Provided information:
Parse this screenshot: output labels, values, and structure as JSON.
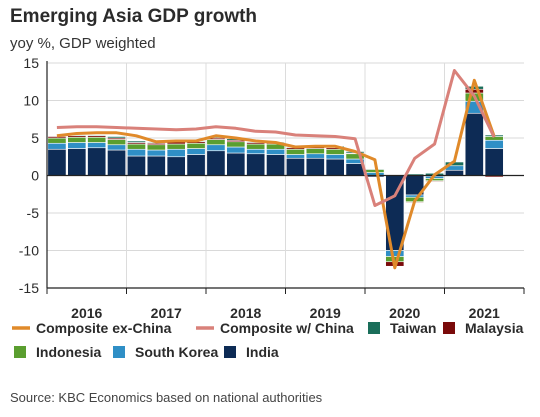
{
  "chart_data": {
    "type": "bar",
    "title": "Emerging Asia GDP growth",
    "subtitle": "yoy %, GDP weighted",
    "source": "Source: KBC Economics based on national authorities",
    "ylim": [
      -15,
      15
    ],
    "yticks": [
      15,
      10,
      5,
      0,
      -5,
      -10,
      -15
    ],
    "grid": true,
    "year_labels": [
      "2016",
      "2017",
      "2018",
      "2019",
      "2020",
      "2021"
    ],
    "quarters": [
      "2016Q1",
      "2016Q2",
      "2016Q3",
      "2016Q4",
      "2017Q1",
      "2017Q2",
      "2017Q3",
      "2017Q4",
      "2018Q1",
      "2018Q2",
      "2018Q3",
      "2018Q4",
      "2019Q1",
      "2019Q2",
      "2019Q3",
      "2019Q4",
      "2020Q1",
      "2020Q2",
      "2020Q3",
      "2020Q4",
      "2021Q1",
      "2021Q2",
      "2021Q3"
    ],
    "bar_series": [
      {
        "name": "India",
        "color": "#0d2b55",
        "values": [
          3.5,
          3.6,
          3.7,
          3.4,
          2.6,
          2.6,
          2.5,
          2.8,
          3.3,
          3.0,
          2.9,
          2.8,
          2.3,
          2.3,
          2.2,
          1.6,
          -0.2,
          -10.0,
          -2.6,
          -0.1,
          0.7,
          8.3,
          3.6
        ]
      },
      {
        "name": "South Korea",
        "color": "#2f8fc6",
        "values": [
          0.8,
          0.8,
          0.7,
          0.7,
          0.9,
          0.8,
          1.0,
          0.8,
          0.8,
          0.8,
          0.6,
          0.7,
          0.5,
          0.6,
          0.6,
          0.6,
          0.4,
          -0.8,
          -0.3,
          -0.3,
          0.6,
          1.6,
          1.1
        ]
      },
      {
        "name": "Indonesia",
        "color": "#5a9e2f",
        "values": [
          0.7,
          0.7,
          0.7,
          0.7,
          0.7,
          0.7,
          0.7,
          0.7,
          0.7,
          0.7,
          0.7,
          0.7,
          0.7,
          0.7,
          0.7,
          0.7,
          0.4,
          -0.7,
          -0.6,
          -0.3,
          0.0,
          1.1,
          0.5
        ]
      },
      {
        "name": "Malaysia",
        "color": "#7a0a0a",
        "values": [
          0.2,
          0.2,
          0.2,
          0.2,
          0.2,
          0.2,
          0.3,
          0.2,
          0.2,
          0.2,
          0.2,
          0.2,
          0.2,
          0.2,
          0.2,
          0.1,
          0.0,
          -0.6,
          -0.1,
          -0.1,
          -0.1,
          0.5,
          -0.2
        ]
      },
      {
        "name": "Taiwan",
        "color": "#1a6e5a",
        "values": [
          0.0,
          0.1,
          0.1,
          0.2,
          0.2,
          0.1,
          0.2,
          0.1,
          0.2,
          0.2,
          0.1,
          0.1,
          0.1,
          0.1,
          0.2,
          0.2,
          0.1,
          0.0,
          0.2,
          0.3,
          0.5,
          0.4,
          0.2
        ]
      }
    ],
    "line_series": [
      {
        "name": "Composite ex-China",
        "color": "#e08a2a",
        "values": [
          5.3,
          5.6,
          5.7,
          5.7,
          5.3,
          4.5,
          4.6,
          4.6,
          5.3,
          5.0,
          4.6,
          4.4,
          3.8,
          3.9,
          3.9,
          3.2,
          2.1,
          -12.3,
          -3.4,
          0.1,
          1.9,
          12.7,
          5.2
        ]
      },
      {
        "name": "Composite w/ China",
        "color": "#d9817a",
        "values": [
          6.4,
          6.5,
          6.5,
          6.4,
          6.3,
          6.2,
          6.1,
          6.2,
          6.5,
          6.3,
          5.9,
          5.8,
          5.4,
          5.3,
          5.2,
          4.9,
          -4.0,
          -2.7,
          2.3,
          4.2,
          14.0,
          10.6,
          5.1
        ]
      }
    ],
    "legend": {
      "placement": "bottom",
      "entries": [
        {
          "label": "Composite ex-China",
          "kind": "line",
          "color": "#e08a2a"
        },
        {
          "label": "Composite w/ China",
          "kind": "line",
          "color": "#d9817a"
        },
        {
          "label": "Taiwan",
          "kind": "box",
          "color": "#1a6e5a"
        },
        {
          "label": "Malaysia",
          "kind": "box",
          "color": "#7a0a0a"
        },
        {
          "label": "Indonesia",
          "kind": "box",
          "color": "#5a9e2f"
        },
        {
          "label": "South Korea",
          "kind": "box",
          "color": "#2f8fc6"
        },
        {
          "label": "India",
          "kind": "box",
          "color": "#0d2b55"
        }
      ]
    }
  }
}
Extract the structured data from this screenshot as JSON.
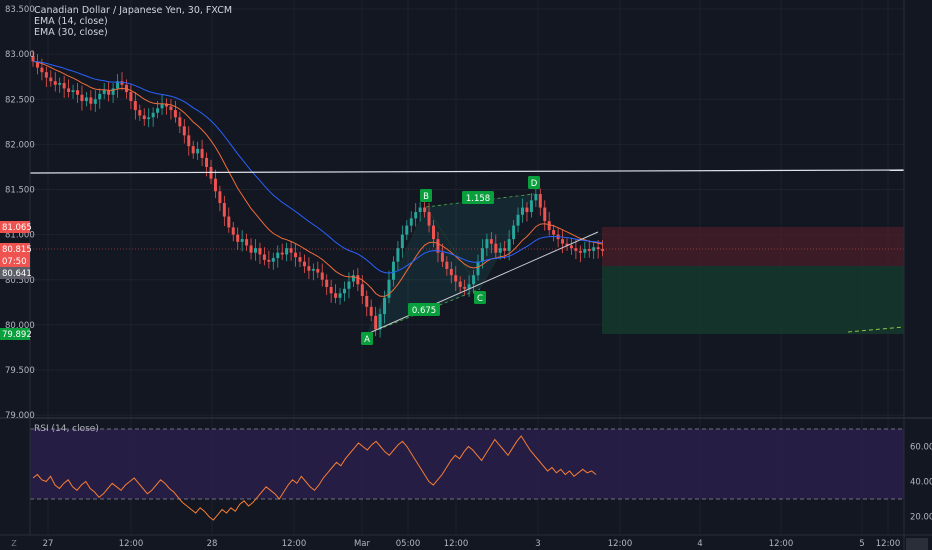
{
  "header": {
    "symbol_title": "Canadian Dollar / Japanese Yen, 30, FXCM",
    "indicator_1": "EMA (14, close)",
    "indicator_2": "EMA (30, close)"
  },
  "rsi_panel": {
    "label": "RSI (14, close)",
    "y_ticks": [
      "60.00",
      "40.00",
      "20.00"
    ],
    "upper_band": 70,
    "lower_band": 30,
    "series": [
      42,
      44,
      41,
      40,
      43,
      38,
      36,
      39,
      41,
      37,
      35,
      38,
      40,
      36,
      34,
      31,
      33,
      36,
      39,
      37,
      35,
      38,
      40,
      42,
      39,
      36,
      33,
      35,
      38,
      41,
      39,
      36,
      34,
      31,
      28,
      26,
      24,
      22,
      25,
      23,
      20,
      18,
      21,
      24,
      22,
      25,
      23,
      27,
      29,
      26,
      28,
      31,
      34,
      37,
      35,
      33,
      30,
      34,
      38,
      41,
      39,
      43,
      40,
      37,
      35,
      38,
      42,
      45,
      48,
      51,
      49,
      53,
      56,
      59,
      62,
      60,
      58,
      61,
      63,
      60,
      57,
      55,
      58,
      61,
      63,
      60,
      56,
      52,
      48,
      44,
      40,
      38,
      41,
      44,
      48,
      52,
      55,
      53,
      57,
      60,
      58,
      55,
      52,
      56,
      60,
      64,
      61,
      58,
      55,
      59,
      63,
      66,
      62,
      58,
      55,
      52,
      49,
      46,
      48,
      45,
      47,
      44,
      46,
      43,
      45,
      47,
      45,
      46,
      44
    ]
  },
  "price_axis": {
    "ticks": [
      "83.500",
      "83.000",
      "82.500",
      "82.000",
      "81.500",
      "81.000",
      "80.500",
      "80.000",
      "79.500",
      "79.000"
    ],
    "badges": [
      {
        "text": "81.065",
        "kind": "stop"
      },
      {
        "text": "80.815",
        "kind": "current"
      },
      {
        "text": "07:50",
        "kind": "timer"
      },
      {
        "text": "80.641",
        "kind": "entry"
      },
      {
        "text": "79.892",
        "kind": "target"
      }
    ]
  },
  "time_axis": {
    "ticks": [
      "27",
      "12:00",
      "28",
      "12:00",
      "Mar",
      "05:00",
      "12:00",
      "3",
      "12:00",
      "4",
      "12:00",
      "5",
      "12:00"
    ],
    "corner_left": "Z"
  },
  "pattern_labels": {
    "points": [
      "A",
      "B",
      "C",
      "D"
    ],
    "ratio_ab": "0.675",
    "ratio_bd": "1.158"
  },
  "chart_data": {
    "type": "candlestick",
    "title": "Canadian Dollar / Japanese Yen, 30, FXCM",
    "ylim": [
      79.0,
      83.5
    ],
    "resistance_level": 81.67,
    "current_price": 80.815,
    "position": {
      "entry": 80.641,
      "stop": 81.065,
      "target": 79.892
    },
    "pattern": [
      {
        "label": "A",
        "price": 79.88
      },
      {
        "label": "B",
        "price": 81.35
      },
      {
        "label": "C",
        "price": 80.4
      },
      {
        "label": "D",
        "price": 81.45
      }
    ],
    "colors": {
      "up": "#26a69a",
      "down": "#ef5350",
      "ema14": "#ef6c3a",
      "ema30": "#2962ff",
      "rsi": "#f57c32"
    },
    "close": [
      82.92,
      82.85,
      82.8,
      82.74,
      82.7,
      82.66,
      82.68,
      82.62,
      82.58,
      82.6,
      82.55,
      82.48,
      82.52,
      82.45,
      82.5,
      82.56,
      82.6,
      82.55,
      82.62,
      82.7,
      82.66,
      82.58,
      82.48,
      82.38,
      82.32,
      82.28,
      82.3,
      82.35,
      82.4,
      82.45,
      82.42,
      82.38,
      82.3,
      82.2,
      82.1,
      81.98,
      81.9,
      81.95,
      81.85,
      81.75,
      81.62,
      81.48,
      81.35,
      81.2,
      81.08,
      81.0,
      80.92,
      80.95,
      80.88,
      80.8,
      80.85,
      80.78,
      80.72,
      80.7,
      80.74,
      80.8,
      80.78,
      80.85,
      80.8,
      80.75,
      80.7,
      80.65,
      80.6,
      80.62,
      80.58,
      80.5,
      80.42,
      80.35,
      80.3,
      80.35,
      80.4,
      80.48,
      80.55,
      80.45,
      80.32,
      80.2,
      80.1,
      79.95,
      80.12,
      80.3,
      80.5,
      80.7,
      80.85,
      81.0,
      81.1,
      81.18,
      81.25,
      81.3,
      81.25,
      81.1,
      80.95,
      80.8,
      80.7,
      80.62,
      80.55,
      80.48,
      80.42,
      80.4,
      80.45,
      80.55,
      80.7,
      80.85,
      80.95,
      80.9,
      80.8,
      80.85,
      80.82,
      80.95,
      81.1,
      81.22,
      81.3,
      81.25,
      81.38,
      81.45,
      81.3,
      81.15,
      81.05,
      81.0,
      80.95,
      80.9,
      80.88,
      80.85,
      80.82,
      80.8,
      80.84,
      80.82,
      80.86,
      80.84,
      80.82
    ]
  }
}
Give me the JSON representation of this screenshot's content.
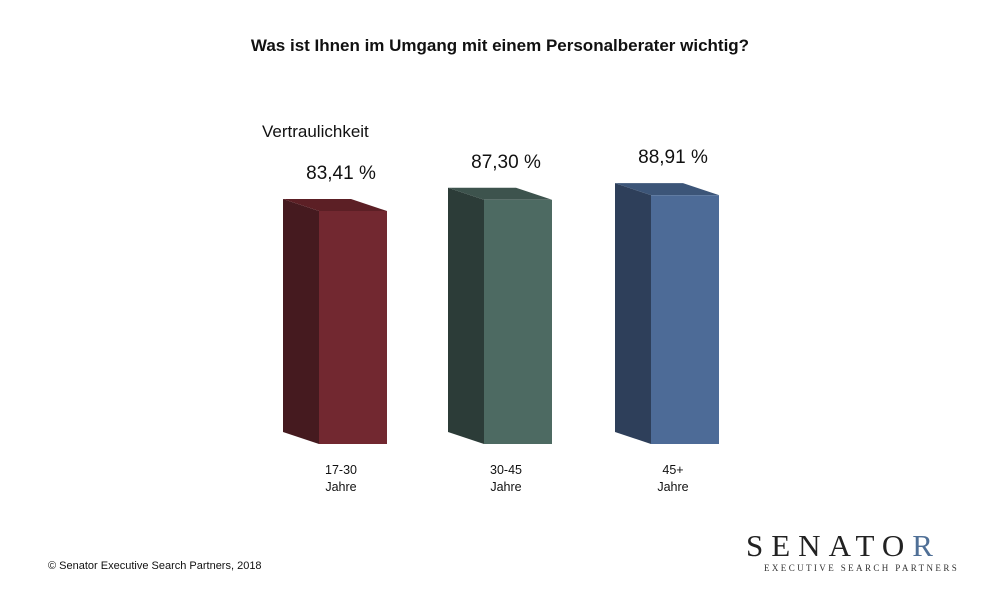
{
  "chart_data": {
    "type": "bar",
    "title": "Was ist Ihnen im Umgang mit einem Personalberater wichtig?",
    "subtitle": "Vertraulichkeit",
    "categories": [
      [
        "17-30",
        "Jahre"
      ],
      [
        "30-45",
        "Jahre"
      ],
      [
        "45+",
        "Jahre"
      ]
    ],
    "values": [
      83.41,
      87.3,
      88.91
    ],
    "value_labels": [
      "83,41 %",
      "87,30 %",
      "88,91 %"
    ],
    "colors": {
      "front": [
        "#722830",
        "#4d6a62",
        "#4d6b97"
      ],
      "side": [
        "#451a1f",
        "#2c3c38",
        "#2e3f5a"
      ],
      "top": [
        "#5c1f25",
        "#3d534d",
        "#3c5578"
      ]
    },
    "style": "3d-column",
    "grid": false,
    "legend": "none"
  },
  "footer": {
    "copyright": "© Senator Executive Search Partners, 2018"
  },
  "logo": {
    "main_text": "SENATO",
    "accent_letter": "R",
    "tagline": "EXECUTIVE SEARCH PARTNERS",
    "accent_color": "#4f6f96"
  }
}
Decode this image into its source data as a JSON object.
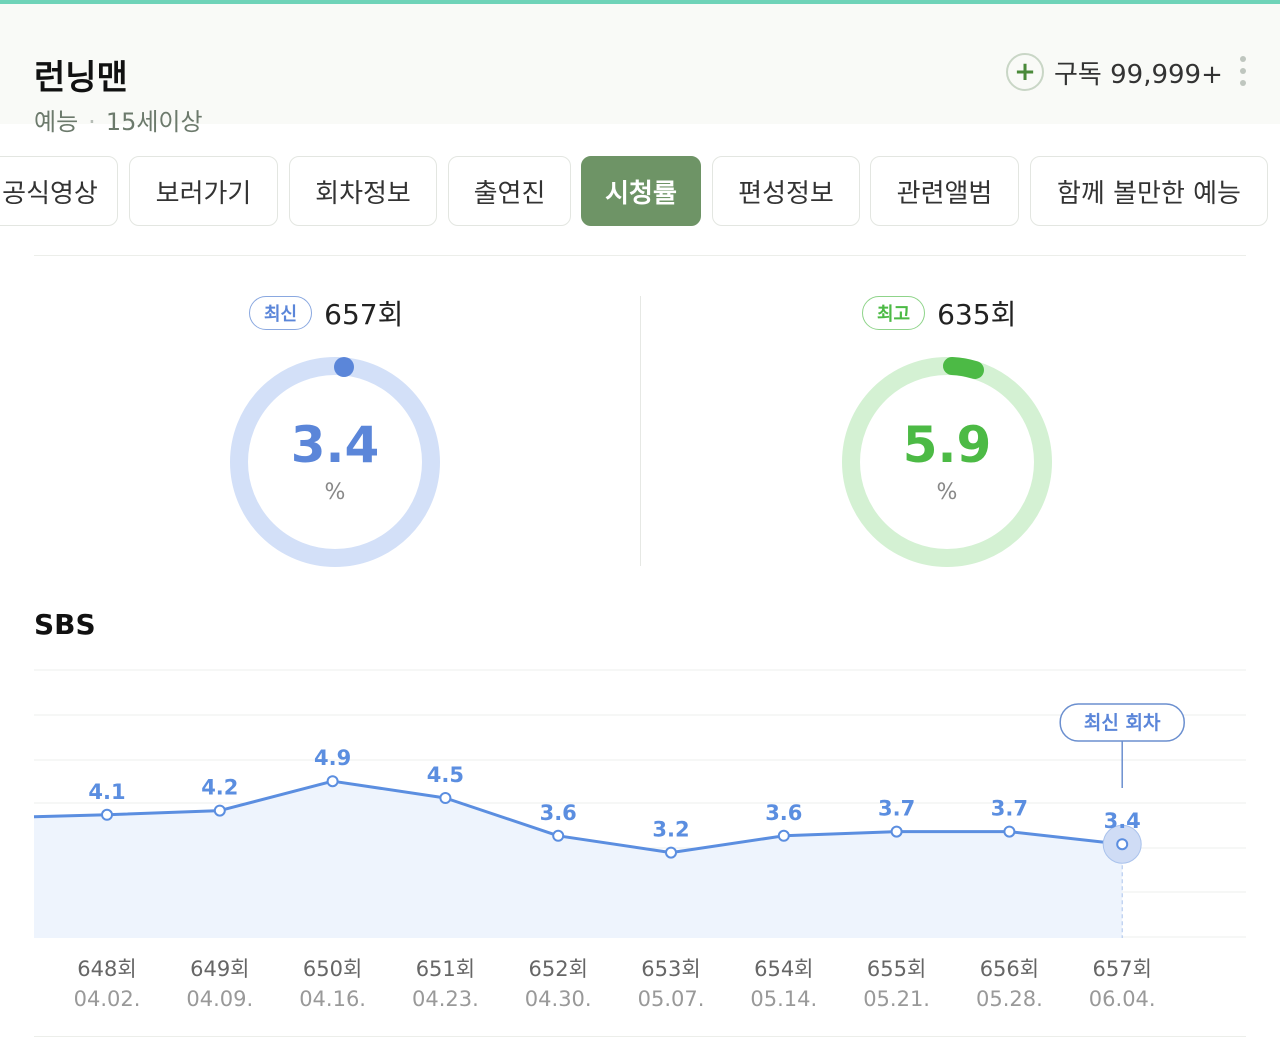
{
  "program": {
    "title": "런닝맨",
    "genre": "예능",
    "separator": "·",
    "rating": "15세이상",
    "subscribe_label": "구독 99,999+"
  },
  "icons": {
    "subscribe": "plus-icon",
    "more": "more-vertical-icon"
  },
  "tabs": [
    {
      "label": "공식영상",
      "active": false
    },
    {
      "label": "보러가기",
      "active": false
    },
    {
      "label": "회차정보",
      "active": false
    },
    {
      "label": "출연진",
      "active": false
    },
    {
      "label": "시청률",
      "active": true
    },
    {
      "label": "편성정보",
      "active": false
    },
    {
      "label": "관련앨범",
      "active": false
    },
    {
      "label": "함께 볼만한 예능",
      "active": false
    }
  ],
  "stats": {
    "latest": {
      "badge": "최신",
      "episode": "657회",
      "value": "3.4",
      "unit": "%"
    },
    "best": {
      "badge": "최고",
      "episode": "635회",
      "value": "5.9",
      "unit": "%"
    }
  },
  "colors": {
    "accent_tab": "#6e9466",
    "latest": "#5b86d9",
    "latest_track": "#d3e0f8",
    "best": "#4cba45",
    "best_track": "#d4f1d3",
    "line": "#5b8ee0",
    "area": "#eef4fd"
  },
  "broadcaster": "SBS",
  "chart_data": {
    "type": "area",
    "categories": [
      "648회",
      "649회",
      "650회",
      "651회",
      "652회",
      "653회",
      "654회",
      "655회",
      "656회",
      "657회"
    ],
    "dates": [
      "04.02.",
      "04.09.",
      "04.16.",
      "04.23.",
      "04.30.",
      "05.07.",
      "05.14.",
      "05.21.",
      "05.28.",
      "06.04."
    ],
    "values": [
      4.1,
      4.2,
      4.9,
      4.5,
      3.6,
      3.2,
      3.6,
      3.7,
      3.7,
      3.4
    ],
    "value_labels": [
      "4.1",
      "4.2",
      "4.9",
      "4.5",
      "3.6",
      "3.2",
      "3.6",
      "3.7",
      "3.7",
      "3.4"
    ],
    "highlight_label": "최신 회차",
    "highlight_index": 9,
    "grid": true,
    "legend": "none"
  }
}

Work to complete:
Select the lines in this material that hold the word "FXCM", leaving none out.

Result for this task:
    "symbol_title": "Canadian Dollar / Japanese Yen, 30, FXCM",
    "title": "Canadian Dollar / Japanese Yen, 30, FXCM",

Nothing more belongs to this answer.